===== EXCERPTED RECORDS =====

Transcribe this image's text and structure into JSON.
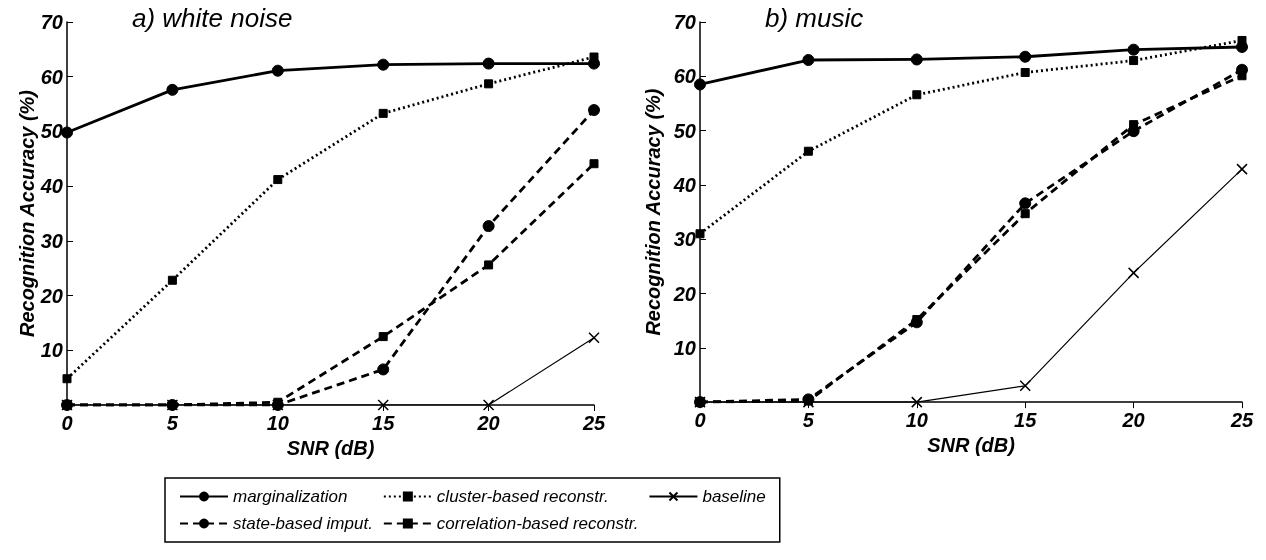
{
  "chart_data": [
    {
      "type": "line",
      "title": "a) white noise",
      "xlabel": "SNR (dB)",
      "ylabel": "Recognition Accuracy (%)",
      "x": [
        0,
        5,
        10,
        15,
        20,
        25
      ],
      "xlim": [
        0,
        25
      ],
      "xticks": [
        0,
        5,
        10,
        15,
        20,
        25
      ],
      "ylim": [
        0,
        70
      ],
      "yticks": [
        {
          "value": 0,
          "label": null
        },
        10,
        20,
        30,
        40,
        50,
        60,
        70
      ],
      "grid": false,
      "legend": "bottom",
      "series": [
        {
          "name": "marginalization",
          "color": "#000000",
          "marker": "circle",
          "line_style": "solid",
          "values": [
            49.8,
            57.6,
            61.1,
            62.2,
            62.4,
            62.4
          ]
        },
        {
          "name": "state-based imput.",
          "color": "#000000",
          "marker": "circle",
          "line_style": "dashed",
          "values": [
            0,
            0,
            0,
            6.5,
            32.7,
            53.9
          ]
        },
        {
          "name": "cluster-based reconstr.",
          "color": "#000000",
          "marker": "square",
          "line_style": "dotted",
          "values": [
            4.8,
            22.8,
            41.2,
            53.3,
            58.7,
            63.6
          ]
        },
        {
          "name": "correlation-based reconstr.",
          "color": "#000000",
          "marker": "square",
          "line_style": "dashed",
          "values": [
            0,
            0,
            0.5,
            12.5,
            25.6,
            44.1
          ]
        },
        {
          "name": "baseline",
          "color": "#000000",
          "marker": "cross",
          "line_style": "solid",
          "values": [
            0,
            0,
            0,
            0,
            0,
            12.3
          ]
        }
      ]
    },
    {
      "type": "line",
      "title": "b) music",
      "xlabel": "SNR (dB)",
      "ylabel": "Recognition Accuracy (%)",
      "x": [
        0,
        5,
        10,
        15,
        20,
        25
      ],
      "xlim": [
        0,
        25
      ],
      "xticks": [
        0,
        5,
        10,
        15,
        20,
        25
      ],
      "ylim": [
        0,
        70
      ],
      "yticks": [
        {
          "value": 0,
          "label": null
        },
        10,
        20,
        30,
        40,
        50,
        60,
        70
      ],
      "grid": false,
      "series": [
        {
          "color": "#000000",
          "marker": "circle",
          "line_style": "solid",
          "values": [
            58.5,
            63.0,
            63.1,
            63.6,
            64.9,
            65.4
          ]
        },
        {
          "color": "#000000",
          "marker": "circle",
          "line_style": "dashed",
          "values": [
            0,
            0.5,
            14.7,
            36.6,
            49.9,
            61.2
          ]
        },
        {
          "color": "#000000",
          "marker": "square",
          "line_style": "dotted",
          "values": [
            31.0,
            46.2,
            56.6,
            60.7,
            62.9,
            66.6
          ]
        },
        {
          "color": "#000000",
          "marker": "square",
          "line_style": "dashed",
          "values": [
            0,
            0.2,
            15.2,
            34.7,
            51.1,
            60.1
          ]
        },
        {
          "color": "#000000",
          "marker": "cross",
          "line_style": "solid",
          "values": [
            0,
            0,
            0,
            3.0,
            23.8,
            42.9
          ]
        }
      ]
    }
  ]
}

=====

- _DESCRIPTION OF THE TASK_:
Copy all lines from the data that hold the word "reconstr".

- _COMPLETE RESPONSE_:
          "name": "cluster-based reconstr.",
          "name": "correlation-based reconstr.",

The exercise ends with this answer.